**Goal of the exercise:** Continue the mid-year stock market commentary from the point where it stops.

**Passage shown:**
──────────

At mid-year, global equity markets have continued their largely range-bound pattern as investors evaluate competing tailwinds and headwinds. On the positive side, solid economic data along with strong corporate earnings momentum has been encouraging. But markets have been held back by escalating global trade tensions, a flattening yield curve and the idea of “peak earnings.” Indeed, investors have taken somewhat of a risk-off approach to equities in recent weeks, evidenced by the outperformance of the more defensive equity sectors (utilities, consumer staples, real estate and telecom). Other safe-haven asset classes, including the U.S. dollar and government bonds, have also moved higher. Yet at the same time, decent global economic data along with strong earnings momentum, corporate tax cuts and fiscal stimulus in the U.S. has provided a very supportive backdrop.

Equity markets clearly appear to be nearing a critical juncture. An eventual easing of trade tensions would allow for stocks to break out to the upside. On the other hand, a recipe of overly tight monetary conditions and unexpected inflation increases along with additional trade skirmishes could alternatively result in a breakdown in stock prices. We take a cautious-but-constructive approach to the current scenario. Ultimately, a full-scale trade war is in no party’s interest and it would stand to reason that eventual trade agreements will come to pass. Yield curve fears also appear somewhat premature. Fundamental and technical views of the equity markets remain promising, giving us the viewpoint that equities will outperform fixed income investments in the intermediate term. 

In Stan Wong Managed Portfolios, we’re most heavily weighted towards the financial, technology and consumer discretionary sectors while underweight defensive areas such as consumer staples, real estate and utilities. We favour high quality, growth and momentum approaches to equities. As well, dividend growers should continue to outperform dividend payers as interest rates continue their upward trends. When looking at geographic regions, we mainly prefer the U.S. along with Asia (emerging and developed) over other areas. On balance, we see global equity markets outperforming fixed income markets in the intermediate term. Lastly, as the economic cycle matures, we do anticipate more volatility ahead and stress the importance of stock and sector selectivity.

TOP PICKS

AMERICAN EXPRESS (AXP.N)
Last bought in April 2018 at around US$91.

──────────

**Listed entries:**
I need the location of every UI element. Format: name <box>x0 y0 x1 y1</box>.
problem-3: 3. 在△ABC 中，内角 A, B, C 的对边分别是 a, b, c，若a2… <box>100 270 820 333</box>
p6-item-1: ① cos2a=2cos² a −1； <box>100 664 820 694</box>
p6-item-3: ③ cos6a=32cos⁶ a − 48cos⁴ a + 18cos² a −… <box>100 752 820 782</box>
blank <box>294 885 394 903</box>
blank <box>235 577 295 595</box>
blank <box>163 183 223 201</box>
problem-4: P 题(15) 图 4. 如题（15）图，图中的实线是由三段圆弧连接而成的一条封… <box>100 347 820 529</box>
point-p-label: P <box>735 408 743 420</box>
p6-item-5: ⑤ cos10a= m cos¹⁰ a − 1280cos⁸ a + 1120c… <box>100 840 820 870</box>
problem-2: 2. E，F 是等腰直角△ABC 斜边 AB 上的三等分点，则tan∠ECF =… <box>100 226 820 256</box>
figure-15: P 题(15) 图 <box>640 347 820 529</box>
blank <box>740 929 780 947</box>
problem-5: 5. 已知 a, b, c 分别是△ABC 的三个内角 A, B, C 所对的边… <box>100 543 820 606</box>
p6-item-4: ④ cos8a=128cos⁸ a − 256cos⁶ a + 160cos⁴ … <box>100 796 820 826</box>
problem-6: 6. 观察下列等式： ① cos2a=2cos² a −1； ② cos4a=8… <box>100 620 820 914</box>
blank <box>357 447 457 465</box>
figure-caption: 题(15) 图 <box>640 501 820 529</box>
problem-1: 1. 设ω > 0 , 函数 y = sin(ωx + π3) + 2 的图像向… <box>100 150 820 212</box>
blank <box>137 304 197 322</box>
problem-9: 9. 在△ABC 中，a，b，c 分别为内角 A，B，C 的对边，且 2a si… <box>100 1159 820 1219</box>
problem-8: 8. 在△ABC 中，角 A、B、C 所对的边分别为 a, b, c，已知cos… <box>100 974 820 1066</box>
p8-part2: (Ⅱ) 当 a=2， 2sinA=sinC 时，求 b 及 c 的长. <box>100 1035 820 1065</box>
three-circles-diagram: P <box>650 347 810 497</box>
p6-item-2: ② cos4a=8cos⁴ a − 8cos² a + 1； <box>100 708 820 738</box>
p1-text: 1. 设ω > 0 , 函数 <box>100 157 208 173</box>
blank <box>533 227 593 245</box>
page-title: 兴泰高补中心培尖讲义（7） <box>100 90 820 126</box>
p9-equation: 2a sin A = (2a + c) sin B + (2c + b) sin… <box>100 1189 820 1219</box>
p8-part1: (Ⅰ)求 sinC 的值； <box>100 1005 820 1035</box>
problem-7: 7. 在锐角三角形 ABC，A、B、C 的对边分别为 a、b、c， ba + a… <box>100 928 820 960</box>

──────────

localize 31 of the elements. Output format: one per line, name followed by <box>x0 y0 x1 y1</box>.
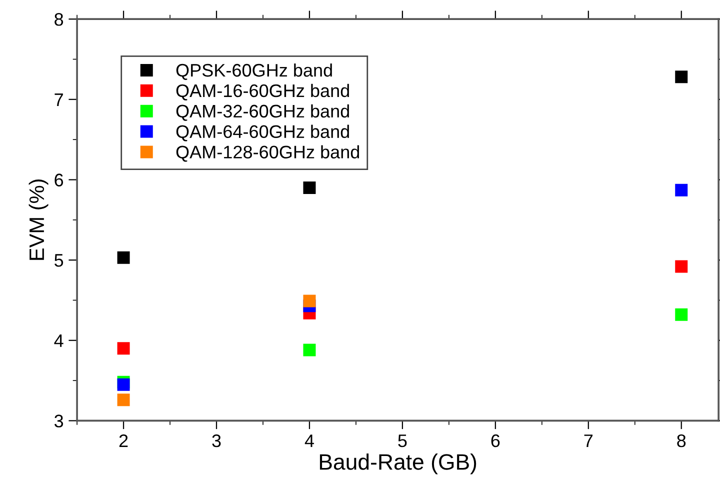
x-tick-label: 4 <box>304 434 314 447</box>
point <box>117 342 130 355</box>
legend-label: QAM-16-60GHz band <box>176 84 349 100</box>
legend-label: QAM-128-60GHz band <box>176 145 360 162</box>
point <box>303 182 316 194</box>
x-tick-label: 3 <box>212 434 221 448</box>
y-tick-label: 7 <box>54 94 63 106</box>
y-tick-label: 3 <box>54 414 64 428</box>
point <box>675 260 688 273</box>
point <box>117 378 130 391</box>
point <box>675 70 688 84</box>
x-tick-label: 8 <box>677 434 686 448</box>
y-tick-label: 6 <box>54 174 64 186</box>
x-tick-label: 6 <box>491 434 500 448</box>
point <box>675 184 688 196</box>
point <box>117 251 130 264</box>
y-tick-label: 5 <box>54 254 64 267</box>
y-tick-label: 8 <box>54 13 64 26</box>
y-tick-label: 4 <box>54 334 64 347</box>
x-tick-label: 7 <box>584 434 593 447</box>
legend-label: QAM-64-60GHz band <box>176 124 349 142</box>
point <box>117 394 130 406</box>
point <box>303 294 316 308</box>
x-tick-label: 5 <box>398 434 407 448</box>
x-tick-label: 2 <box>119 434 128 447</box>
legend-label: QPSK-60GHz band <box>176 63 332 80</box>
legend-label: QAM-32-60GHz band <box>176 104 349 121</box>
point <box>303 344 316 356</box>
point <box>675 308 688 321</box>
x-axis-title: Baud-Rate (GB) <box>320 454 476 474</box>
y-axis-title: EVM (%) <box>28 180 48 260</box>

──────────

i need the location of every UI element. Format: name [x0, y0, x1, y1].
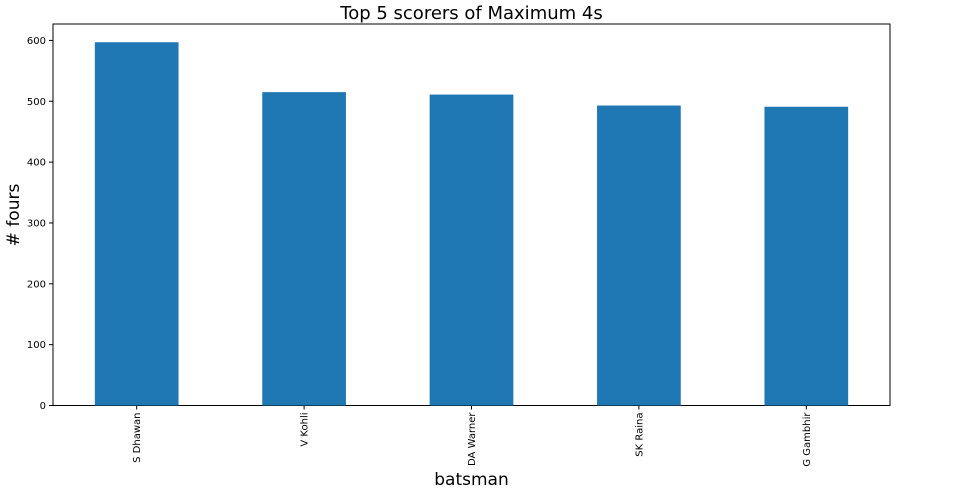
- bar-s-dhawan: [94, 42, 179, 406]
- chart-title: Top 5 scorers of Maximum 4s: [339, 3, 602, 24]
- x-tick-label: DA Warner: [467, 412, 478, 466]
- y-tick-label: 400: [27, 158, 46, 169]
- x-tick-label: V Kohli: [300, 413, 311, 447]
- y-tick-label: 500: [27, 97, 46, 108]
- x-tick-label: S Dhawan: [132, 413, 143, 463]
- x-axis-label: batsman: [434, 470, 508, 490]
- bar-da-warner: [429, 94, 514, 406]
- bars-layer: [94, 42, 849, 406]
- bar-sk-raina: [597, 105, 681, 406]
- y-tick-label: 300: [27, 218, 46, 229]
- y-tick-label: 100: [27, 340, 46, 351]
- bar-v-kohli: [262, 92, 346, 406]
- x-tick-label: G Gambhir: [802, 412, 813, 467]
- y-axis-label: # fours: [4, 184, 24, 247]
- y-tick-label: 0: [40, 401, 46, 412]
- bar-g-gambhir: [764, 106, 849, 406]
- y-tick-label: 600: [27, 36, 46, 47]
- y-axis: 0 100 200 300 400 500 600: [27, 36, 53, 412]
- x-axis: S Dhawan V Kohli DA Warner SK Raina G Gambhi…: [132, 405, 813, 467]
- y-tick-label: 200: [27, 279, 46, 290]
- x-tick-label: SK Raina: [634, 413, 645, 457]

──────────

**The reply:**
American Express is a global payment and travel company. Its competitive advantages (its reputation for superior service, a network of attractive customers and merchants and a strong corporate business vision) remain solid. Longer term, as global consumer spending grows and the secular trend of digital currency overtaking cash and cheques continues, American Express will continue to grow its sales and margins.

Last week, the company announced the launch of a co-branded credit card with Amazon, targeting small businesses. American Express also passed the Fed financial stress tests, with management announced a $3.4 billion share buyback plan along with an 11 per cent increase in the company’s quarterly dividend. Its shares currently trade at a forward price-earnings multiple of 13 times with a forecasted long-term earnings per share growth rate of 12 per cent. American Express reports its next quarterly results on July 18.

RESTAURANT BRANDS INTERNATIONAL (QSR.TO)
Last bought in May 2018 at around C$70. 

Restaurant Brands International is one of the world’s largest quick-service restaurant companies with over 24,000 locations in more than 100 countries and territories. The company operates through three restaurant segments: Tim Hortons, Burger King and Popeye’s Louisiana Kitchen. Longer term, management strategy includes plans to improve brand awareness and guest experience, exploit digital initiatives for customer acquisition and marketing purposes, and bolster international expansion.

Recent softness in the share price provides investors with an attractive, longer-term buying opportunity in a high-quality, high return-on-equity stock. The shares currently yield a 2.9 per cent dividend and trade at a forward price-to-earnings multiple of 23 times. The company is forecasted to grow its earnings by a long-term annualized rate of 15 per cent, providing investors with an exceptional combination of capital growth potential and steady income. Restaurant Brands International reports its next quarterly results on July 26.  

IQIYI (IQ.O)
Last bought this month at around US$33.

Often referred to as the “Netflix of China” and recently spun off from its parent company Baidu (which itself is often referred to as the “Google of China”), iQiyi provides online video entertainment services (movies, television dramas, variety shows and other content) to its subscribers in China. Subscribers have grown from 10 million in 2015 to over 60 million today: nearly half that of Netflix globally.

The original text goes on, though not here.